| Material for the task |
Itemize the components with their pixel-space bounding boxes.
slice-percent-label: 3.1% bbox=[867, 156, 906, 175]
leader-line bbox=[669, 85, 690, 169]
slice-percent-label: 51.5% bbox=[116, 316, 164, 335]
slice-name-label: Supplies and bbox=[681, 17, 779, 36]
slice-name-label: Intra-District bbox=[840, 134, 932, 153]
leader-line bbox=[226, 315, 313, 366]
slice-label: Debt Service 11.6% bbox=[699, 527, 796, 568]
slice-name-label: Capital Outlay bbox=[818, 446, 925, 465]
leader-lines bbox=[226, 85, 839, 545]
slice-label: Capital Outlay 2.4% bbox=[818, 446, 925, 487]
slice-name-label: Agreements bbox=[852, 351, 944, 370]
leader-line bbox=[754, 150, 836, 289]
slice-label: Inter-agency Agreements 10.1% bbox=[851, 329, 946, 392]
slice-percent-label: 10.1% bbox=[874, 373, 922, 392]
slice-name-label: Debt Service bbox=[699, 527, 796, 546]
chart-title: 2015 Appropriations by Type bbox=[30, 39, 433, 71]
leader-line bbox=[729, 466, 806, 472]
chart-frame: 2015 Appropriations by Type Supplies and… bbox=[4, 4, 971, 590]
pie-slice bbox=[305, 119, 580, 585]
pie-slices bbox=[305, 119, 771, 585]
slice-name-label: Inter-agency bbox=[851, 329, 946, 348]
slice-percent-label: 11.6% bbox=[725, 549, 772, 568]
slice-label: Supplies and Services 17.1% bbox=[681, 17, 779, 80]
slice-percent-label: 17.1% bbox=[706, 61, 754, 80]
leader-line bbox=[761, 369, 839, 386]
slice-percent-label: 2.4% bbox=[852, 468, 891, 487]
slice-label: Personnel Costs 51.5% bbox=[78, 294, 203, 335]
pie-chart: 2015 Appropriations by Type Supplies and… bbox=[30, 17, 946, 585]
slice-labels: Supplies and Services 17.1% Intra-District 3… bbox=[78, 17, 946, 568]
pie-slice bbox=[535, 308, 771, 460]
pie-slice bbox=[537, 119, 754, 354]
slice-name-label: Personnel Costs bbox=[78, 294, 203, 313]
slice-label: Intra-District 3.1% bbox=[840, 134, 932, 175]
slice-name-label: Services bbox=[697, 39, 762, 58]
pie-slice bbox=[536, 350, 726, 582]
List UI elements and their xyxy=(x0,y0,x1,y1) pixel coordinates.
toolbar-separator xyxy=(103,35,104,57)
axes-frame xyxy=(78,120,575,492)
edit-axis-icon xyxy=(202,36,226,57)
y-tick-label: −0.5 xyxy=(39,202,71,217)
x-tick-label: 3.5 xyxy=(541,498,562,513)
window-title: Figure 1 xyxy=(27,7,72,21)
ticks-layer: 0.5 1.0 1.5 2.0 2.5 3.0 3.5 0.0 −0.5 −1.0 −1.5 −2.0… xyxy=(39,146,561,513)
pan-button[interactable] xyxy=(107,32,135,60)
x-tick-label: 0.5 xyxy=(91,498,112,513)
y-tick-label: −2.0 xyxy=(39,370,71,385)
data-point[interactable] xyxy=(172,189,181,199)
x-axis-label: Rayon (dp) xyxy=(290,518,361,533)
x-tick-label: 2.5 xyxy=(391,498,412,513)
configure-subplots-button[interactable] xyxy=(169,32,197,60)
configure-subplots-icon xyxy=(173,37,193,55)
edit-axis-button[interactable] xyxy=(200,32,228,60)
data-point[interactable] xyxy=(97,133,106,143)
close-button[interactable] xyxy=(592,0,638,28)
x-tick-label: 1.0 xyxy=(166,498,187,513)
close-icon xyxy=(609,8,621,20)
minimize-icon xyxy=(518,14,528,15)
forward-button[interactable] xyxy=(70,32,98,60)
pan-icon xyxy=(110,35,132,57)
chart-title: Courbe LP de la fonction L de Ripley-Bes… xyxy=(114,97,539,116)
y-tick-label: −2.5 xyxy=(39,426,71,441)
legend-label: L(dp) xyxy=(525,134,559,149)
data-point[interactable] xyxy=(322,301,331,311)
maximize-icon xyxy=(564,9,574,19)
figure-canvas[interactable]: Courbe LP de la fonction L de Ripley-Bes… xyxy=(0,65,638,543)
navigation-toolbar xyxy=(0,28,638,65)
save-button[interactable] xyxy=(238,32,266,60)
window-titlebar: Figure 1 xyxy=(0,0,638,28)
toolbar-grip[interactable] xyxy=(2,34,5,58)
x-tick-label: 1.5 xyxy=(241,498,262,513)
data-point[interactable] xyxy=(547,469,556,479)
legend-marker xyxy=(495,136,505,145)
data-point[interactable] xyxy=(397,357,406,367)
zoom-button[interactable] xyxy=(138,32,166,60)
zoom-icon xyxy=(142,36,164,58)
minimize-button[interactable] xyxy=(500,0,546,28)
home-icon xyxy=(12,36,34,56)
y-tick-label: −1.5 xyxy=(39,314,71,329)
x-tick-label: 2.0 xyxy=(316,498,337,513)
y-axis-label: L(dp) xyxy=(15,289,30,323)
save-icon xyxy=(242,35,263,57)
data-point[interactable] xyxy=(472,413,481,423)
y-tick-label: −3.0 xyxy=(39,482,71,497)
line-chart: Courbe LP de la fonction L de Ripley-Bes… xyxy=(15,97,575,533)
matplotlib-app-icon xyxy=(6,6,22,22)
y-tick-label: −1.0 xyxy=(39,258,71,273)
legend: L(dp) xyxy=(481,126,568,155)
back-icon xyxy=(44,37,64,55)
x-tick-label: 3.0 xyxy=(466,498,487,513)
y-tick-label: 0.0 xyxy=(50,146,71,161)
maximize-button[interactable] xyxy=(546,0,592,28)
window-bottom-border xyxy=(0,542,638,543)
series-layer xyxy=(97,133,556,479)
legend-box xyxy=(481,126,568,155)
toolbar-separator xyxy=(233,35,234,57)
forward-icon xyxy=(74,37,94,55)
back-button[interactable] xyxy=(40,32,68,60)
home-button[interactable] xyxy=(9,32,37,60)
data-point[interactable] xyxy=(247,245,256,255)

| Goal |
Rewrite all the entries above, switching each "slice-percent-label" to "slice-share-label" and changing nothing else.

| Solution |
Itemize the components with their pixel-space bounding boxes.
slice-share-label: 3.1% bbox=[867, 156, 906, 175]
leader-line bbox=[669, 85, 690, 169]
slice-share-label: 51.5% bbox=[116, 316, 164, 335]
slice-name-label: Supplies and bbox=[681, 17, 779, 36]
slice-name-label: Intra-District bbox=[840, 134, 932, 153]
leader-line bbox=[226, 315, 313, 366]
slice-label: Debt Service 11.6% bbox=[699, 527, 796, 568]
slice-name-label: Capital Outlay bbox=[818, 446, 925, 465]
leader-lines bbox=[226, 85, 839, 545]
slice-label: Capital Outlay 2.4% bbox=[818, 446, 925, 487]
slice-name-label: Agreements bbox=[852, 351, 944, 370]
leader-line bbox=[754, 150, 836, 289]
slice-label: Inter-agency Agreements 10.1% bbox=[851, 329, 946, 392]
slice-share-label: 10.1% bbox=[874, 373, 922, 392]
slice-name-label: Debt Service bbox=[699, 527, 796, 546]
chart-title: 2015 Appropriations by Type bbox=[30, 39, 433, 71]
leader-line bbox=[729, 466, 806, 472]
chart-frame: 2015 Appropriations by Type Supplies and… bbox=[4, 4, 971, 590]
pie-slice bbox=[305, 119, 580, 585]
pie-slices bbox=[305, 119, 771, 585]
slice-name-label: Inter-agency bbox=[851, 329, 946, 348]
slice-share-label: 11.6% bbox=[725, 549, 772, 568]
slice-label: Supplies and Services 17.1% bbox=[681, 17, 779, 80]
slice-share-label: 17.1% bbox=[706, 61, 754, 80]
leader-line bbox=[761, 369, 839, 386]
slice-share-label: 2.4% bbox=[852, 468, 891, 487]
slice-label: Personnel Costs 51.5% bbox=[78, 294, 203, 335]
pie-chart: 2015 Appropriations by Type Supplies and… bbox=[30, 17, 946, 585]
slice-labels: Supplies and Services 17.1% Intra-District 3… bbox=[78, 17, 946, 568]
pie-slice bbox=[535, 308, 771, 460]
pie-slice bbox=[537, 119, 754, 354]
slice-name-label: Personnel Costs bbox=[78, 294, 203, 313]
slice-label: Intra-District 3.1% bbox=[840, 134, 932, 175]
slice-name-label: Services bbox=[697, 39, 762, 58]
pie-slice bbox=[536, 350, 726, 582]
List UI elements and their xyxy=(x0,y0,x1,y1) pixel coordinates.
toolbar-separator xyxy=(103,35,104,57)
axes-frame xyxy=(78,120,575,492)
edit-axis-icon xyxy=(202,36,226,57)
y-tick-label: −0.5 xyxy=(39,202,71,217)
x-tick-label: 3.5 xyxy=(541,498,562,513)
window-title: Figure 1 xyxy=(27,7,72,21)
ticks-layer: 0.5 1.0 1.5 2.0 2.5 3.0 3.5 0.0 −0.5 −1.0 −1.5 −2.0… xyxy=(39,146,561,513)
pan-button[interactable] xyxy=(107,32,135,60)
x-tick-label: 0.5 xyxy=(91,498,112,513)
y-tick-label: −2.0 xyxy=(39,370,71,385)
data-point[interactable] xyxy=(172,189,181,199)
x-axis-label: Rayon (dp) xyxy=(290,518,361,533)
x-tick-label: 2.5 xyxy=(391,498,412,513)
configure-subplots-button[interactable] xyxy=(169,32,197,60)
configure-subplots-icon xyxy=(173,37,193,55)
edit-axis-button[interactable] xyxy=(200,32,228,60)
data-point[interactable] xyxy=(97,133,106,143)
close-button[interactable] xyxy=(592,0,638,28)
x-tick-label: 1.0 xyxy=(166,498,187,513)
close-icon xyxy=(609,8,621,20)
minimize-icon xyxy=(518,14,528,15)
forward-button[interactable] xyxy=(70,32,98,60)
pan-icon xyxy=(110,35,132,57)
chart-title: Courbe LP de la fonction L de Ripley-Bes… xyxy=(114,97,539,116)
y-tick-label: −2.5 xyxy=(39,426,71,441)
legend-label: L(dp) xyxy=(525,134,559,149)
data-point[interactable] xyxy=(322,301,331,311)
maximize-icon xyxy=(564,9,574,19)
figure-canvas[interactable]: Courbe LP de la fonction L de Ripley-Bes… xyxy=(0,65,638,543)
navigation-toolbar xyxy=(0,28,638,65)
save-button[interactable] xyxy=(238,32,266,60)
window-titlebar: Figure 1 xyxy=(0,0,638,28)
toolbar-grip[interactable] xyxy=(2,34,5,58)
x-tick-label: 1.5 xyxy=(241,498,262,513)
data-point[interactable] xyxy=(547,469,556,479)
legend-marker xyxy=(495,136,505,145)
data-point[interactable] xyxy=(397,357,406,367)
zoom-button[interactable] xyxy=(138,32,166,60)
zoom-icon xyxy=(142,36,164,58)
minimize-button[interactable] xyxy=(500,0,546,28)
home-icon xyxy=(12,36,34,56)
y-tick-label: −1.5 xyxy=(39,314,71,329)
x-tick-label: 2.0 xyxy=(316,498,337,513)
y-axis-label: L(dp) xyxy=(15,289,30,323)
save-icon xyxy=(242,35,263,57)
data-point[interactable] xyxy=(472,413,481,423)
y-tick-label: −3.0 xyxy=(39,482,71,497)
line-chart: Courbe LP de la fonction L de Ripley-Bes… xyxy=(15,97,575,533)
matplotlib-app-icon xyxy=(6,6,22,22)
y-tick-label: −1.0 xyxy=(39,258,71,273)
legend: L(dp) xyxy=(481,126,568,155)
back-icon xyxy=(44,37,64,55)
x-tick-label: 3.0 xyxy=(466,498,487,513)
y-tick-label: 0.0 xyxy=(50,146,71,161)
maximize-button[interactable] xyxy=(546,0,592,28)
window-bottom-border xyxy=(0,542,638,543)
series-layer xyxy=(97,133,556,479)
legend-box xyxy=(481,126,568,155)
toolbar-separator xyxy=(233,35,234,57)
forward-icon xyxy=(74,37,94,55)
back-button[interactable] xyxy=(40,32,68,60)
home-button[interactable] xyxy=(9,32,37,60)
data-point[interactable] xyxy=(247,245,256,255)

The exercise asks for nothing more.